**EXERCISE DIRECTIONS:** Reproduce the material in full, exactly as written.
## begin
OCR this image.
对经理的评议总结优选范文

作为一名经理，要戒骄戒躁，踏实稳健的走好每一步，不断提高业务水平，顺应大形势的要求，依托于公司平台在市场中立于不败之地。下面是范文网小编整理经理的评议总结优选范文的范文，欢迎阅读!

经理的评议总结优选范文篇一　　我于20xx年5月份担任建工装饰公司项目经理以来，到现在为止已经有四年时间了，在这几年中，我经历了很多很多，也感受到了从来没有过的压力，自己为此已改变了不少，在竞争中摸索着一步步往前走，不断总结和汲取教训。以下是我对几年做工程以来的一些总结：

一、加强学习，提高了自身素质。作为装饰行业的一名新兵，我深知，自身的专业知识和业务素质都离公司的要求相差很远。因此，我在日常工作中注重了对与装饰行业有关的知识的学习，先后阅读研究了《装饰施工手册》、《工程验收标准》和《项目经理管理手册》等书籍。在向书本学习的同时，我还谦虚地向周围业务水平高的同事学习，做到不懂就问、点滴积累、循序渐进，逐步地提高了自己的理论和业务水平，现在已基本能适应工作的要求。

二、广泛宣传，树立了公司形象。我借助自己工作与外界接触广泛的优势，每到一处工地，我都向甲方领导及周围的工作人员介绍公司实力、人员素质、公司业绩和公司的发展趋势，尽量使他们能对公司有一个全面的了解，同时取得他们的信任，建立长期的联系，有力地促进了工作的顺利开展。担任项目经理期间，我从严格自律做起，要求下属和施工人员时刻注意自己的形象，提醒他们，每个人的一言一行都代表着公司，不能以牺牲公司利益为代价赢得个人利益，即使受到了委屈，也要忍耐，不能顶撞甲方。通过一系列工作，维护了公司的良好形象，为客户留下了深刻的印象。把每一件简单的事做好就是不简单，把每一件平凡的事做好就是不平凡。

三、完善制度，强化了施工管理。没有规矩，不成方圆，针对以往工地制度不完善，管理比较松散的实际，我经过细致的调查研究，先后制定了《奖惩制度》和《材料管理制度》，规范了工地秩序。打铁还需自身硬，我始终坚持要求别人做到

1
## end
**WRITTEN SOLUTION:**
OCR this image.
对经理的评议总结优选范文

作为一名经理，要戒骄戒躁，踏实稳健的走好每一步，不断提高业务水平，顺应大形势的要求，依托于公司平台在市场中立于不败之地。下面是范文网小编整理经理的评议总结优选范文的范文，欢迎阅读!

经理的评议总结优选范文篇一　　我于20xx年5月份担任建工装饰公司项目经理以来，到现在为止已经有四年时间了，在这几年中，我经历了很多很多，也感受到了从来没有过的压力，自己为此已改变了不少，在竞争中摸索着一步步往前走，不断总结和汲取教训。以下是我对几年做工程以来的一些总结：

一、加强学习，提高了自身素质。作为装饰行业的一名新兵，我深知，自身的专业知识和业务素质都离公司的要求相差很远。因此，我在日常工作中注重了对与装饰行业有关的知识的学习，先后阅读研究了《装饰施工手册》、《工程验收标准》和《项目经理管理手册》等书籍。在向书本学习的同时，我还谦虚地向周围业务水平高的同事学习，做到不懂就问、点滴积累、循序渐进，逐步地提高了自己的理论和业务水平，现在已基本能适应工作的要求。

二、广泛宣传，树立了公司形象。我借助自己工作与外界接触广泛的优势，每到一处工地，我都向甲方领导及周围的工作人员介绍公司实力、人员素质、公司业绩和公司的发展趋势，尽量使他们能对公司有一个全面的了解，同时取得他们的信任，建立长期的联系，有力地促进了工作的顺利开展。担任项目经理期间，我从严格自律做起，要求下属和施工人员时刻注意自己的形象，提醒他们，每个人的一言一行都代表着公司，不能以牺牲公司利益为代价赢得个人利益，即使受到了委屈，也要忍耐，不能顶撞甲方。通过一系列工作，维护了公司的良好形象，为客户留下了深刻的印象。把每一件简单的事做好就是不简单，把每一件平凡的事做好就是不平凡。

三、完善制度，强化了施工管理。没有规矩，不成方圆，针对以往工地制度不完善，管理比较松散的实际，我经过细致的调查研究，先后制定了《奖惩制度》和《材料管理制度》，规范了工地秩序。打铁还需自身硬，我始终坚持要求别人做到

1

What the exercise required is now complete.